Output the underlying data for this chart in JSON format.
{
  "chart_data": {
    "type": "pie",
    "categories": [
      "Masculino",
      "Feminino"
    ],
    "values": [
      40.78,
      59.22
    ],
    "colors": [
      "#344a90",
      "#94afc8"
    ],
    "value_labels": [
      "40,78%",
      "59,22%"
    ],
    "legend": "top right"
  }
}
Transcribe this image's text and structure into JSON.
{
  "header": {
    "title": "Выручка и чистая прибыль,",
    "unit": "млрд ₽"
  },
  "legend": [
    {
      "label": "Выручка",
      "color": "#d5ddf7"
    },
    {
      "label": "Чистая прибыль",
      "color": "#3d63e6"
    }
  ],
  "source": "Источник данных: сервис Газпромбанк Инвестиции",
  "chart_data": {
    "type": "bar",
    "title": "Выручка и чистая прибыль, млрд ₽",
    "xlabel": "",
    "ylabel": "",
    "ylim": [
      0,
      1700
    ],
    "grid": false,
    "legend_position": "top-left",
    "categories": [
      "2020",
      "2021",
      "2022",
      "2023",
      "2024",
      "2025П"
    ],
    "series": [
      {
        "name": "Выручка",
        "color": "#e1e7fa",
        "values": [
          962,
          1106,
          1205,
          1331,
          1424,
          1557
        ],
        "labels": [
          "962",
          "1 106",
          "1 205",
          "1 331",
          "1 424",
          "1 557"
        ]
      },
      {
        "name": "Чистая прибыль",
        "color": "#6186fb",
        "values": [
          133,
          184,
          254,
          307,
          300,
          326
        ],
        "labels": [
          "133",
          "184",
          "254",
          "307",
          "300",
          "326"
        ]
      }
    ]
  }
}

━━━━

● Aim of the exercise
Gather each line holding the string "прибыль".

● Expected output
    "title": "Выручка и чистая прибыль,",
      "label": "Чистая прибыль",
    "title": "Выручка и чистая прибыль, млрд ₽",
        "name": "Чистая прибыль",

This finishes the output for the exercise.